(Stored data entries)
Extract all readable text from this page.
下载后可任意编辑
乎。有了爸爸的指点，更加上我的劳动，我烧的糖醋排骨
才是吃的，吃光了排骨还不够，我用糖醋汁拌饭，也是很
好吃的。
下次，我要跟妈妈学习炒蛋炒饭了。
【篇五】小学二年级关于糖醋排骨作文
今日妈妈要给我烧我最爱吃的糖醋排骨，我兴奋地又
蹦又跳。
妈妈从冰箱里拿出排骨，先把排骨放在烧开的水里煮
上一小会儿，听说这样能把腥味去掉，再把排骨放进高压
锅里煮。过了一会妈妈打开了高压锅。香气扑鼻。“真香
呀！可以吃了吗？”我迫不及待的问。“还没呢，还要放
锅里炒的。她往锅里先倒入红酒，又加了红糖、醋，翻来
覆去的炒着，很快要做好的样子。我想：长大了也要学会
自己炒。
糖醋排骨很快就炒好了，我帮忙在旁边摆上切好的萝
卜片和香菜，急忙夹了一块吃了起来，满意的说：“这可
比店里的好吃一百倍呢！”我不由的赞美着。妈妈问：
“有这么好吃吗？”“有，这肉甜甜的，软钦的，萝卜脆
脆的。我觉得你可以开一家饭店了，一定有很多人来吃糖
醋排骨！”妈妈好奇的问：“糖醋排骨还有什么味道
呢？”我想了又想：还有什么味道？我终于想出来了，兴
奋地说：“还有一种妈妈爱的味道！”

GIVEN EXERCISE: Return the whole listing exactly, with every line included.

TASK RESPONSE:
Extract all readable text from this page.
下载后可任意编辑
乎。有了爸爸的指点，更加上我的劳动，我烧的糖醋排骨
才是吃的，吃光了排骨还不够，我用糖醋汁拌饭，也是很
好吃的。
下次，我要跟妈妈学习炒蛋炒饭了。
【篇五】小学二年级关于糖醋排骨作文
今日妈妈要给我烧我最爱吃的糖醋排骨，我兴奋地又
蹦又跳。
妈妈从冰箱里拿出排骨，先把排骨放在烧开的水里煮
上一小会儿，听说这样能把腥味去掉，再把排骨放进高压
锅里煮。过了一会妈妈打开了高压锅。香气扑鼻。“真香
呀！可以吃了吗？”我迫不及待的问。“还没呢，还要放
锅里炒的。她往锅里先倒入红酒，又加了红糖、醋，翻来
覆去的炒着，很快要做好的样子。我想：长大了也要学会
自己炒。
糖醋排骨很快就炒好了，我帮忙在旁边摆上切好的萝
卜片和香菜，急忙夹了一块吃了起来，满意的说：“这可
比店里的好吃一百倍呢！”我不由的赞美着。妈妈问：
“有这么好吃吗？”“有，这肉甜甜的，软钦的，萝卜脆
脆的。我觉得你可以开一家饭店了，一定有很多人来吃糖
醋排骨！”妈妈好奇的问：“糖醋排骨还有什么味道
呢？”我想了又想：还有什么味道？我终于想出来了，兴
奋地说：“还有一种妈妈爱的味道！”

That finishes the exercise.